> **Given task**
Type out all the records word for word. Any pictures are to be left out.

> **Extracted information**
-------------------------

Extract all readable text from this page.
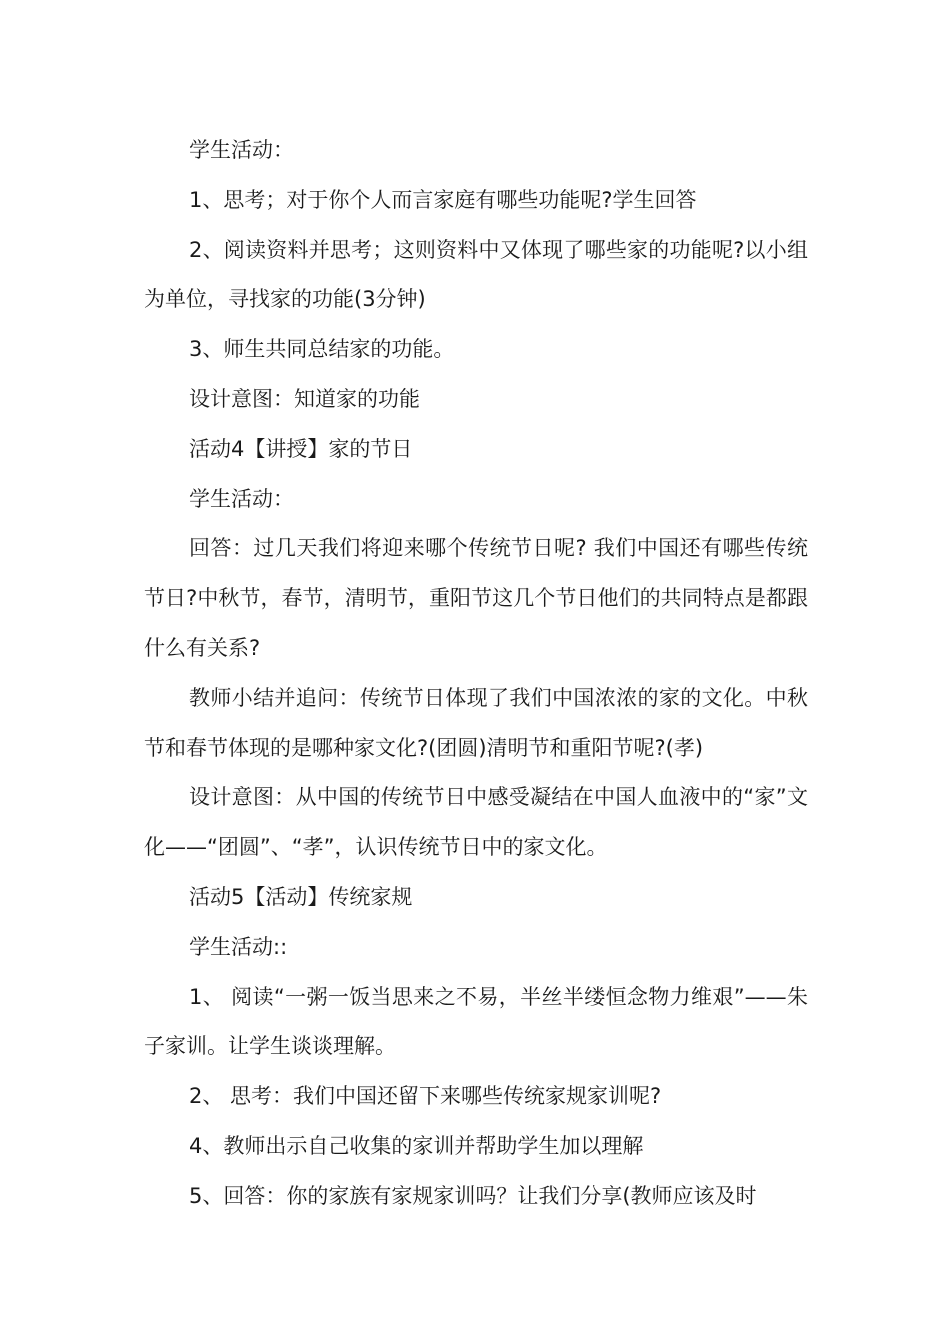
学生活动：

1、思考；对于你个人而言家庭有哪些功能呢?学生回答

2、阅读资料并思考；这则资料中又体现了哪些家的功能呢?以小组为单位，寻找家的功能(3分钟)

3、师生共同总结家的功能。

设计意图：知道家的功能

活动4【讲授】家的节日

学生活动：

回答：过几天我们将迎来哪个传统节日呢? 我们中国还有哪些传统节日?中秋节，春节，清明节，重阳节这几个节日他们的共同特点是都跟什么有关系?

教师小结并追问：传统节日体现了我们中国浓浓的家的文化。中秋节和春节体现的是哪种家文化?(团圆)清明节和重阳节呢?(孝)

设计意图：从中国的传统节日中感受凝结在中国人血液中的“家”文化——“团圆”、“孝”，认识传统节日中的家文化。

活动5【活动】传统家规

学生活动::

1、 阅读“一粥一饭当思来之不易，半丝半缕恒念物力维艰”——朱子家训。让学生谈谈理解。

2、 思考：我们中国还留下来哪些传统家规家训呢?

4、教师出示自己收集的家训并帮助学生加以理解

5、回答：你的家族有家规家训吗？让我们分享(教师应该及时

-------------------------

> **Expected answer**
Extract all readable text from this page.
学生活动：

1、思考；对于你个人而言家庭有哪些功能呢?学生回答

2、阅读资料并思考；这则资料中又体现了哪些家的功能呢?以小组为单位，寻找家的功能(3分钟)

3、师生共同总结家的功能。

设计意图：知道家的功能

活动4【讲授】家的节日

学生活动：

回答：过几天我们将迎来哪个传统节日呢? 我们中国还有哪些传统节日?中秋节，春节，清明节，重阳节这几个节日他们的共同特点是都跟什么有关系?

教师小结并追问：传统节日体现了我们中国浓浓的家的文化。中秋节和春节体现的是哪种家文化?(团圆)清明节和重阳节呢?(孝)

设计意图：从中国的传统节日中感受凝结在中国人血液中的“家”文化——“团圆”、“孝”，认识传统节日中的家文化。

活动5【活动】传统家规

学生活动::

1、 阅读“一粥一饭当思来之不易，半丝半缕恒念物力维艰”——朱子家训。让学生谈谈理解。

2、 思考：我们中国还留下来哪些传统家规家训呢?

4、教师出示自己收集的家训并帮助学生加以理解

5、回答：你的家族有家规家训吗？让我们分享(教师应该及时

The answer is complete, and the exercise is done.